--- RECORD EXCERPTS ---
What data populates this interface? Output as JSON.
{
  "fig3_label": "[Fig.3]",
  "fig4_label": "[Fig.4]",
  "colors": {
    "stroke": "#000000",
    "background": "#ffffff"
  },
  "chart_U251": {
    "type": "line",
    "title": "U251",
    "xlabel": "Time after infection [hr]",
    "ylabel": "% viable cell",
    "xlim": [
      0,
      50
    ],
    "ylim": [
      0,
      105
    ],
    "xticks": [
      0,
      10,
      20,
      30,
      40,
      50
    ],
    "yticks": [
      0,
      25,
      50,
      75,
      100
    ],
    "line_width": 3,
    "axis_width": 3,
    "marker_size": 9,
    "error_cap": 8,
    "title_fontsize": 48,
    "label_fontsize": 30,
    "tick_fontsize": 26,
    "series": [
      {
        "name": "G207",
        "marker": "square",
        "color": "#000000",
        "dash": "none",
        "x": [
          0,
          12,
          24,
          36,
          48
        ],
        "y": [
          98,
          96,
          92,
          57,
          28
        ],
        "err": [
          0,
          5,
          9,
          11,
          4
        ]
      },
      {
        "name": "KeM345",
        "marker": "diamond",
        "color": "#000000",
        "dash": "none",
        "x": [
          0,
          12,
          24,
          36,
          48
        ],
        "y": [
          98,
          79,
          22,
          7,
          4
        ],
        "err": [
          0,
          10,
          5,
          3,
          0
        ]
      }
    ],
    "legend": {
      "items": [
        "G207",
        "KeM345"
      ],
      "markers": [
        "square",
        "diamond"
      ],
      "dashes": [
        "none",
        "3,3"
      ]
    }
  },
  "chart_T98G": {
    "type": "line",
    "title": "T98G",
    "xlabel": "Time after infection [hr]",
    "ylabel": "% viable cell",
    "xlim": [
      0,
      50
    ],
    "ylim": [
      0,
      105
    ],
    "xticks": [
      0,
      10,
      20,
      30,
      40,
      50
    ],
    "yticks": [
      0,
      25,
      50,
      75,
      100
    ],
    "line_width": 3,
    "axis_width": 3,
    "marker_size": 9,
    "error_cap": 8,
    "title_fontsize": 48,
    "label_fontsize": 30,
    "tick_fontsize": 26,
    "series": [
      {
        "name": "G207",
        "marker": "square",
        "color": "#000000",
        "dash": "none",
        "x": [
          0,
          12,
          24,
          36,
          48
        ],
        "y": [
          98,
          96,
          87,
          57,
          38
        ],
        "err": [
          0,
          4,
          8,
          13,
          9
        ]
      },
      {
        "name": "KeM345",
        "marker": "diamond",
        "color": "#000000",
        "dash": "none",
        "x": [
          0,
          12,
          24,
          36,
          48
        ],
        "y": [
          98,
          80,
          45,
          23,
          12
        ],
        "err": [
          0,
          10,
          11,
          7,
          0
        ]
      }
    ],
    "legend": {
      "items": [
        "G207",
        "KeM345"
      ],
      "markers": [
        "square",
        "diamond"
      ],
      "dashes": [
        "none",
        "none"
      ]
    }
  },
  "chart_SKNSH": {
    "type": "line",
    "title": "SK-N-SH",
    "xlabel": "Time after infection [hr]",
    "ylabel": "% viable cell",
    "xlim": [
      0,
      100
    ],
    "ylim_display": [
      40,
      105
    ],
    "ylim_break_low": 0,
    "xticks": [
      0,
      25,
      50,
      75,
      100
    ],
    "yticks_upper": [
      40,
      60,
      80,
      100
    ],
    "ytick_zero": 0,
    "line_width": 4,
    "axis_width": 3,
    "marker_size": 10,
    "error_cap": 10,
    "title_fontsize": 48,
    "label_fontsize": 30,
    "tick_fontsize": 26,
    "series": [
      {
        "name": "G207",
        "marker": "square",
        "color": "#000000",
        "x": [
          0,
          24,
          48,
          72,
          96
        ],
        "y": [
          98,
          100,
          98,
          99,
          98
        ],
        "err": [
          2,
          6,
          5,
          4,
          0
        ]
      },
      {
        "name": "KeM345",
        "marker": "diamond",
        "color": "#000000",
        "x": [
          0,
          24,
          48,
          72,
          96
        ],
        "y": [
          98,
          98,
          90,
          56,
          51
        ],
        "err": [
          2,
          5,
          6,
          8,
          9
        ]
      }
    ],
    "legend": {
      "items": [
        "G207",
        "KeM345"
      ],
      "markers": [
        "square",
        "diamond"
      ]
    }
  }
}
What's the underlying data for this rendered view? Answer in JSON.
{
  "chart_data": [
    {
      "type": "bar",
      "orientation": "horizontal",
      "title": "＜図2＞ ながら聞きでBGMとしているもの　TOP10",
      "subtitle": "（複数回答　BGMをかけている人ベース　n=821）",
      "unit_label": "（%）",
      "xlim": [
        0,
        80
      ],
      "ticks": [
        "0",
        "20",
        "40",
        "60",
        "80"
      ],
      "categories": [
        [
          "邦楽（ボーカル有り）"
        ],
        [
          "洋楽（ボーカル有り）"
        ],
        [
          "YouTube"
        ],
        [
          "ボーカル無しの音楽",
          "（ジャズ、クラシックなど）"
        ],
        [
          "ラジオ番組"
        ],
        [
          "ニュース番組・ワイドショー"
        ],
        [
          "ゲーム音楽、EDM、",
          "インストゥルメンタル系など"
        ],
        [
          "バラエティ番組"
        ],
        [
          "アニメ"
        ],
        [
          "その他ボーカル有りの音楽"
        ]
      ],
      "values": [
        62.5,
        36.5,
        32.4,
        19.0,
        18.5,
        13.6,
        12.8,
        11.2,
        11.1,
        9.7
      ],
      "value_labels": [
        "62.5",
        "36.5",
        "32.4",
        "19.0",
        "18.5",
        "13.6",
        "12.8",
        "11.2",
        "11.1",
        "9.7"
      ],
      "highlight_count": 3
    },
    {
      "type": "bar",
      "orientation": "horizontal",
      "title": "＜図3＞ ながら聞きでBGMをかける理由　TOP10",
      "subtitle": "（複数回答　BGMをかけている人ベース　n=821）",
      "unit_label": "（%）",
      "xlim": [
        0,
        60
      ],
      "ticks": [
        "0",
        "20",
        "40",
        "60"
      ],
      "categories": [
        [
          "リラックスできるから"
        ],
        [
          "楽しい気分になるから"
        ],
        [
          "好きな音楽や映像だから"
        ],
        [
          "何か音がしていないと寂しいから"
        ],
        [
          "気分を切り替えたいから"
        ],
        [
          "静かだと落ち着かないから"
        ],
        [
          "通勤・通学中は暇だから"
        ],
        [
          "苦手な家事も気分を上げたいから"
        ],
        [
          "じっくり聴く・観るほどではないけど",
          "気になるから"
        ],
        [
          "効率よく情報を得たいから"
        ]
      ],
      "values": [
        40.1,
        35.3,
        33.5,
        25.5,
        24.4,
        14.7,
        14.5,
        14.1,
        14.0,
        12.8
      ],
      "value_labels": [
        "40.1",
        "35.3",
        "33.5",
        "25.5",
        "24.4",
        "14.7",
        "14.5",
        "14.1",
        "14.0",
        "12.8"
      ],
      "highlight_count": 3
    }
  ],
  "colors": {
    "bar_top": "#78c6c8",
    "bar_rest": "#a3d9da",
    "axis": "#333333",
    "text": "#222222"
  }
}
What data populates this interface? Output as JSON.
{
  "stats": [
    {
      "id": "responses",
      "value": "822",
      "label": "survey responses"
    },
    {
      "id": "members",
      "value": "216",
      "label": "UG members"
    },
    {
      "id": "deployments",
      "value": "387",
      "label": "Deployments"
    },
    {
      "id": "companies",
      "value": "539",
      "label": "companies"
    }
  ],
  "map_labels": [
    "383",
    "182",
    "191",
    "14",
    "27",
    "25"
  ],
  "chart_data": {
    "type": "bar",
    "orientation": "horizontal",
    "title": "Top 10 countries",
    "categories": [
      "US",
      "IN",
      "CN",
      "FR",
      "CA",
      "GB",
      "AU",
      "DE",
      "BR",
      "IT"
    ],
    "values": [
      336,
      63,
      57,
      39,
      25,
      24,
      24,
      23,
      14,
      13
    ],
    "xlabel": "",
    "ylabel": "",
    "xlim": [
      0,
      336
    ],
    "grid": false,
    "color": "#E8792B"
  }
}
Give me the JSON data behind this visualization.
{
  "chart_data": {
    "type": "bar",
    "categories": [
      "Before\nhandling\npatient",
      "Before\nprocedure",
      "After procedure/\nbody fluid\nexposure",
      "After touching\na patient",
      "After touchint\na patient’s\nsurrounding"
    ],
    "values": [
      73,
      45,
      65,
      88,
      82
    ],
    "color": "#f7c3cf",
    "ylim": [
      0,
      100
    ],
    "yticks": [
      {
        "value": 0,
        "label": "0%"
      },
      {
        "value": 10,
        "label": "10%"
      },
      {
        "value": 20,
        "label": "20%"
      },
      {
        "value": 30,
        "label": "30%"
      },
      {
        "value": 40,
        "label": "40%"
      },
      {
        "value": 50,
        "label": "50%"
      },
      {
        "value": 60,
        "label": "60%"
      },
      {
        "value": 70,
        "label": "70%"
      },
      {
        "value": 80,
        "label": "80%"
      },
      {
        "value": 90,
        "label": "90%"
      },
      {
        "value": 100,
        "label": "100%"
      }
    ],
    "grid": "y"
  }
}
---
TASK DESCRIPTION:
Identify every line holding the word "responses" and copy it out.

PROBLEM SOLUTION:
      "id": "responses",
      "label": "survey responses"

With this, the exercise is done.